— START OF Raw data —
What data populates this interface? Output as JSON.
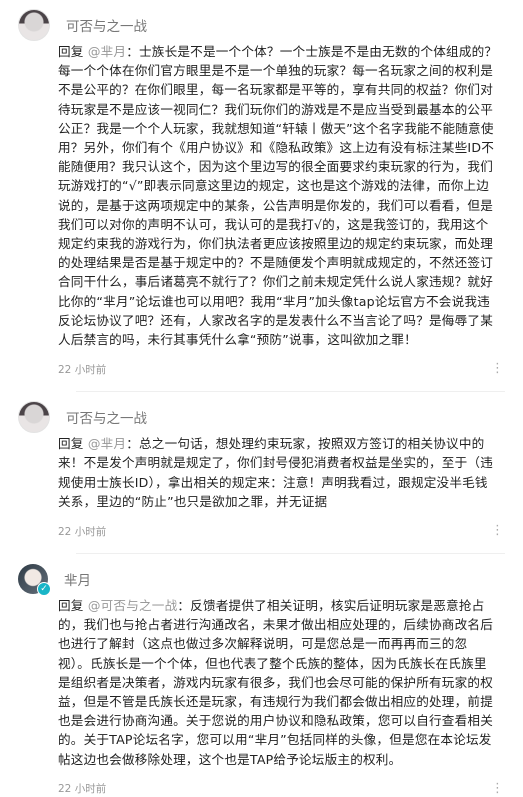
{
  "comments": [
    {
      "username": "可否与之一战",
      "reply_word": "回复",
      "mention": "@芈月",
      "text": "：士族长是不是一个个体？一个士族是不是由无数的个体组成的？每一个个体在你们官方眼里是不是一个单独的玩家？每一名玩家之间的权利是不是公平的？在你们眼里，每一名玩家都是平等的，享有共同的权益？你们对待玩家是不是应该一视同仁？我们玩你们的游戏是不是应当受到最基本的公平公正？我是一个个人玩家，我就想知道“轩辕丨傲天”这个名字我能不能随意使用？另外，你们有个《用户协议》和《隐私政策》这上边有没有标注某些ID不能随便用？我只认这个，因为这个里边写的很全面要求约束玩家的行为，我们玩游戏打的“√”即表示同意这里边的规定，这也是这个游戏的法律，而你上边说的，是基于这两项规定中的某条，公告声明是你发的，我们可以看看，但是我们可以对你的声明不认可，我认可的是我打√的，这是我签订的，我用这个规定约束我的游戏行为，你们执法者更应该按照里边的规定约束玩家，而处理的处理结果是否是基于规定中的？不是随便发个声明就成规定的，不然还签订合同干什么，事后诸葛亮不就行了？你们之前未规定凭什么说人家违规？就好比你的“芈月”论坛谁也可以用吧？我用“芈月”加头像tap论坛官方不会说我违反论坛协议了吧？还有，人家改名字的是发表什么不当言论了吗？是侮辱了某人后禁言的吗，未行其事凭什么拿“预防”说事，这叫欲加之罪！",
      "time": "22 小时前",
      "more": "⋮"
    },
    {
      "username": "可否与之一战",
      "reply_word": "回复",
      "mention": "@芈月",
      "text": "：总之一句话，想处理约束玩家，按照双方签订的相关协议中的来！不是发个声明就是规定了，你们封号侵犯消费者权益是坐实的，至于（违规使用士族长ID），拿出相关的规定来：注意！声明我看过，跟规定没半毛钱关系，里边的“防止”也只是欲加之罪，并无证据",
      "time": "22 小时前",
      "more": "⋮"
    },
    {
      "username": "芈月",
      "verified_icon": "✓",
      "reply_word": "回复",
      "mention": "@可否与之一战",
      "text": "：反馈者提供了相关证明，核实后证明玩家是恶意抢占的，我们也与抢占者进行沟通改名，未果才做出相应处理的，后续协商改名后也进行了解封（这点也做过多次解释说明，可是您总是一而再再而三的忽视）。氏族长是一个个体，但也代表了整个氏族的整体，因为氏族长在氏族里是组织者是决策者，游戏内玩家有很多，我们也会尽可能的保护所有玩家的权益，但是不管是氏族长还是玩家，有违规行为我们都会做出相应的处理，前提也是会进行协商沟通。关于您说的用户协议和隐私政策，您可以自行查看相关的。关于TAP论坛名字，您可以用“芈月”包括同样的头像，但是您在本论坛发帖这边也会做移除处理，这个也是TAP给予论坛版主的权利。",
      "time": "22 小时前",
      "more": "⋮"
    }
  ]
}
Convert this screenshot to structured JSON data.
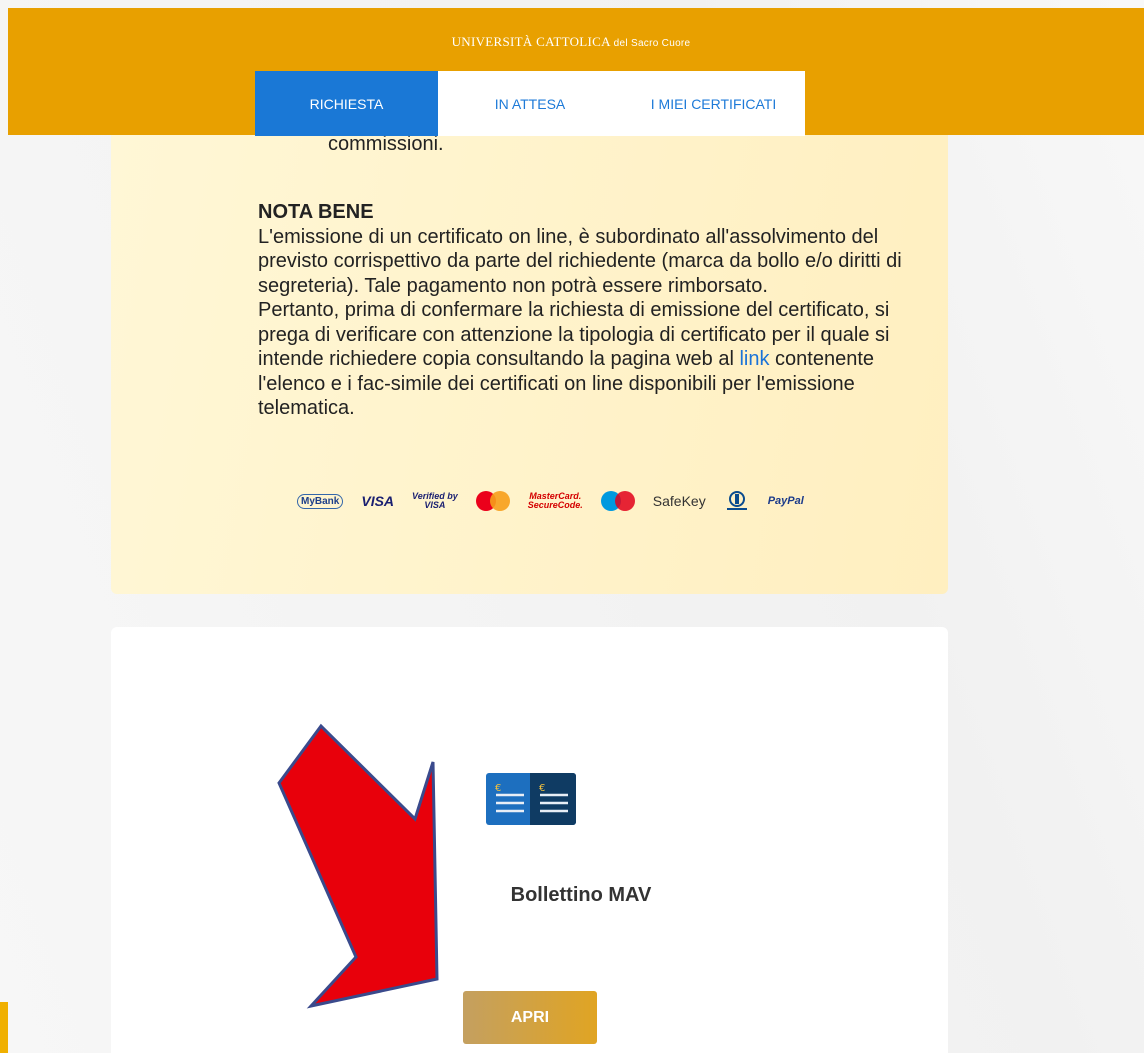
{
  "header": {
    "university_main": "UNIVERSITÀ CATTOLICA",
    "university_sub": "del Sacro Cuore",
    "color": "#e8a000"
  },
  "tabs": [
    {
      "label": "RICHIESTA",
      "active": true
    },
    {
      "label": "IN ATTESA",
      "active": false
    },
    {
      "label": "I MIEI CERTIFICATI",
      "active": false
    }
  ],
  "info": {
    "clipped_text": "commissioni.",
    "nota_title": "NOTA BENE",
    "nota_text_1": "L'emissione di un certificato on line, è subordinato all'assolvimento del previsto corrispettivo da parte del richiedente (marca da bollo e/o diritti di segreteria). Tale pagamento non potrà essere rimborsato.",
    "nota_text_2": "Pertanto, prima di confermare la richiesta di emissione del certificato, si prega di verificare con attenzione la tipologia di certificato per il quale si intende richiedere copia consultando la pagina web al",
    "link_text": "link",
    "nota_text_3": "contenente l'elenco e i fac-simile dei certificati on line disponibili per l'emissione telematica.",
    "payment_logos": {
      "mybank": "MyBank",
      "visa": "VISA",
      "vbv_1": "Verified by",
      "vbv_2": "VISA",
      "mc_sc_1": "MasterCard.",
      "mc_sc_2": "SecureCode.",
      "safekey": "SafeKey",
      "paypal": "PayPal"
    }
  },
  "payment_method": {
    "icon": "mav-bill-icon",
    "title": "Bollettino MAV",
    "button_label": "APRI"
  },
  "annotation": {
    "arrow_color": "#e8000b"
  }
}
— END OF Raw data —
■ Stated exercise ■
Make an exact copy of every record, pictures excluded.

■ Result for this exercise ■
What data populates this interface? Output as JSON.
{
  "comments": [
    {
      "username": "可否与之一战",
      "reply_word": "回复",
      "mention": "@芈月",
      "text": "：士族长是不是一个个体？一个士族是不是由无数的个体组成的？每一个个体在你们官方眼里是不是一个单独的玩家？每一名玩家之间的权利是不是公平的？在你们眼里，每一名玩家都是平等的，享有共同的权益？你们对待玩家是不是应该一视同仁？我们玩你们的游戏是不是应当受到最基本的公平公正？我是一个个人玩家，我就想知道“轩辕丨傲天”这个名字我能不能随意使用？另外，你们有个《用户协议》和《隐私政策》这上边有没有标注某些ID不能随便用？我只认这个，因为这个里边写的很全面要求约束玩家的行为，我们玩游戏打的“√”即表示同意这里边的规定，这也是这个游戏的法律，而你上边说的，是基于这两项规定中的某条，公告声明是你发的，我们可以看看，但是我们可以对你的声明不认可，我认可的是我打√的，这是我签订的，我用这个规定约束我的游戏行为，你们执法者更应该按照里边的规定约束玩家，而处理的处理结果是否是基于规定中的？不是随便发个声明就成规定的，不然还签订合同干什么，事后诸葛亮不就行了？你们之前未规定凭什么说人家违规？就好比你的“芈月”论坛谁也可以用吧？我用“芈月”加头像tap论坛官方不会说我违反论坛协议了吧？还有，人家改名字的是发表什么不当言论了吗？是侮辱了某人后禁言的吗，未行其事凭什么拿“预防”说事，这叫欲加之罪！",
      "time": "22 小时前",
      "more": "⋮"
    },
    {
      "username": "可否与之一战",
      "reply_word": "回复",
      "mention": "@芈月",
      "text": "：总之一句话，想处理约束玩家，按照双方签订的相关协议中的来！不是发个声明就是规定了，你们封号侵犯消费者权益是坐实的，至于（违规使用士族长ID），拿出相关的规定来：注意！声明我看过，跟规定没半毛钱关系，里边的“防止”也只是欲加之罪，并无证据",
      "time": "22 小时前",
      "more": "⋮"
    },
    {
      "username": "芈月",
      "verified_icon": "✓",
      "reply_word": "回复",
      "mention": "@可否与之一战",
      "text": "：反馈者提供了相关证明，核实后证明玩家是恶意抢占的，我们也与抢占者进行沟通改名，未果才做出相应处理的，后续协商改名后也进行了解封（这点也做过多次解释说明，可是您总是一而再再而三的忽视）。氏族长是一个个体，但也代表了整个氏族的整体，因为氏族长在氏族里是组织者是决策者，游戏内玩家有很多，我们也会尽可能的保护所有玩家的权益，但是不管是氏族长还是玩家，有违规行为我们都会做出相应的处理，前提也是会进行协商沟通。关于您说的用户协议和隐私政策，您可以自行查看相关的。关于TAP论坛名字，您可以用“芈月”包括同样的头像，但是您在本论坛发帖这边也会做移除处理，这个也是TAP给予论坛版主的权利。",
      "time": "22 小时前",
      "more": "⋮"
    }
  ]
}
Convert this screenshot to structured JSON data.
{
  "header": {
    "university_main": "UNIVERSITÀ CATTOLICA",
    "university_sub": "del Sacro Cuore",
    "color": "#e8a000"
  },
  "tabs": [
    {
      "label": "RICHIESTA",
      "active": true
    },
    {
      "label": "IN ATTESA",
      "active": false
    },
    {
      "label": "I MIEI CERTIFICATI",
      "active": false
    }
  ],
  "info": {
    "clipped_text": "commissioni.",
    "nota_title": "NOTA BENE",
    "nota_text_1": "L'emissione di un certificato on line, è subordinato all'assolvimento del previsto corrispettivo da parte del richiedente (marca da bollo e/o diritti di segreteria). Tale pagamento non potrà essere rimborsato.",
    "nota_text_2": "Pertanto, prima di confermare la richiesta di emissione del certificato, si prega di verificare con attenzione la tipologia di certificato per il quale si intende richiedere copia consultando la pagina web al",
    "link_text": "link",
    "nota_text_3": "contenente l'elenco e i fac-simile dei certificati on line disponibili per l'emissione telematica.",
    "payment_logos": {
      "mybank": "MyBank",
      "visa": "VISA",
      "vbv_1": "Verified by",
      "vbv_2": "VISA",
      "mc_sc_1": "MasterCard.",
      "mc_sc_2": "SecureCode.",
      "safekey": "SafeKey",
      "paypal": "PayPal"
    }
  },
  "payment_method": {
    "icon": "mav-bill-icon",
    "title": "Bollettino MAV",
    "button_label": "APRI"
  },
  "annotation": {
    "arrow_color": "#e8000b"
  }
}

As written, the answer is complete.